Write the records out again exactly, leaving no images in.

Extracted data entries:

_ _ _

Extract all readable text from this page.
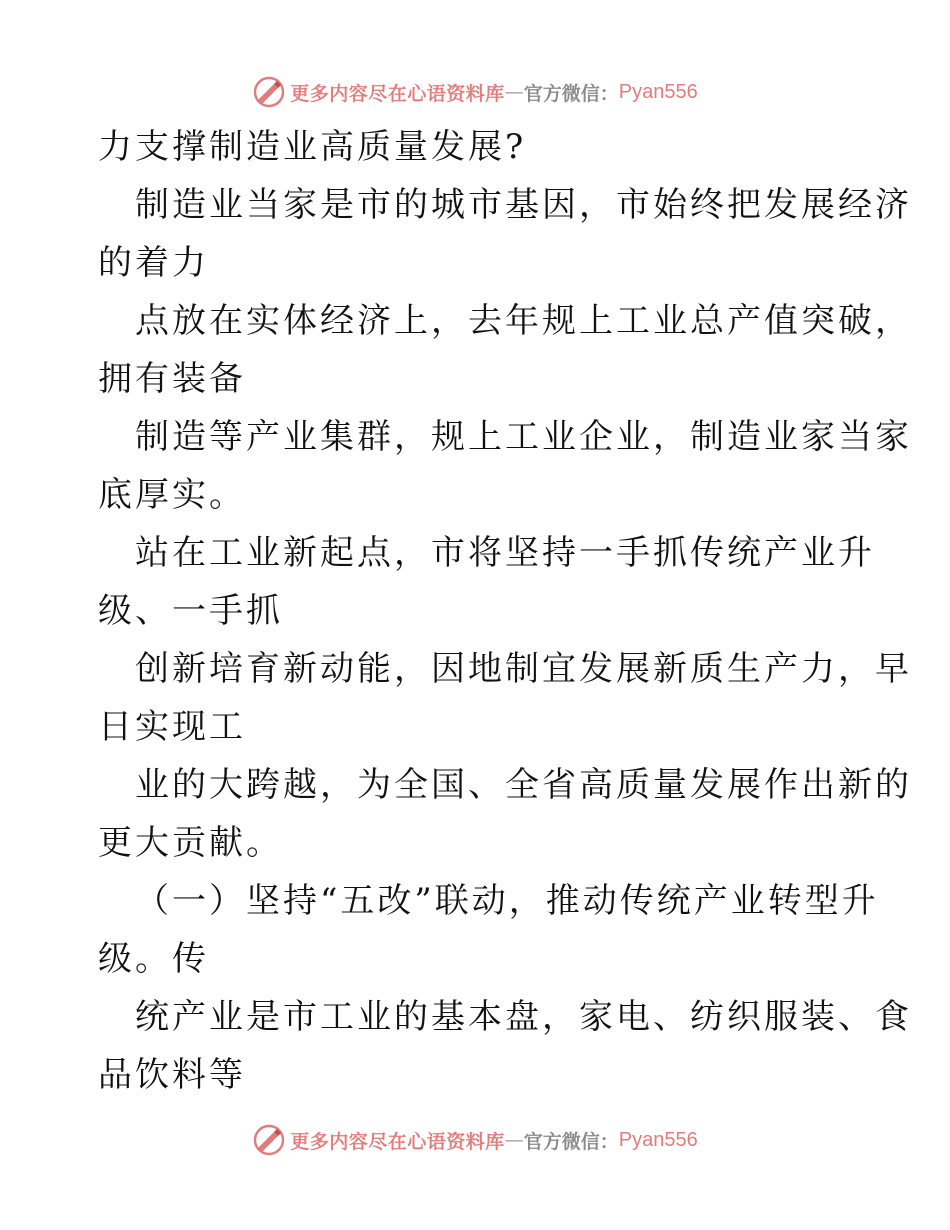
更多内容尽在心语资料库 — 官方微信： Pyan556
力支撑制造业高质量发展?
制造业当家是市的城市基因，市始终把发展经济
的着力
点放在实体经济上，去年规上工业总产值突破，
拥有装备
制造等产业集群，规上工业企业，制造业家当家
底厚实。
站在工业新起点，市将坚持一手抓传统产业升
级、一手抓
创新培育新动能，因地制宜发展新质生产力，早
日实现工
业的大跨越，为全国、全省高质量发展作出新的
更大贡献。
（一）坚持“五改”联动，推动传统产业转型升
级。传
统产业是市工业的基本盘，家电、纺织服装、食
品饮料等
更多内容尽在心语资料库 — 官方微信： Pyan556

_ _ _

WORKED ANSWER:
Extract all readable text from this page.
更多内容尽在心语资料库 — 官方微信： Pyan556
力支撑制造业高质量发展?
制造业当家是市的城市基因，市始终把发展经济
的着力
点放在实体经济上，去年规上工业总产值突破，
拥有装备
制造等产业集群，规上工业企业，制造业家当家
底厚实。
站在工业新起点，市将坚持一手抓传统产业升
级、一手抓
创新培育新动能，因地制宜发展新质生产力，早
日实现工
业的大跨越，为全国、全省高质量发展作出新的
更大贡献。
（一）坚持“五改”联动，推动传统产业转型升
级。传
统产业是市工业的基本盘，家电、纺织服装、食
品饮料等
更多内容尽在心语资料库 — 官方微信： Pyan556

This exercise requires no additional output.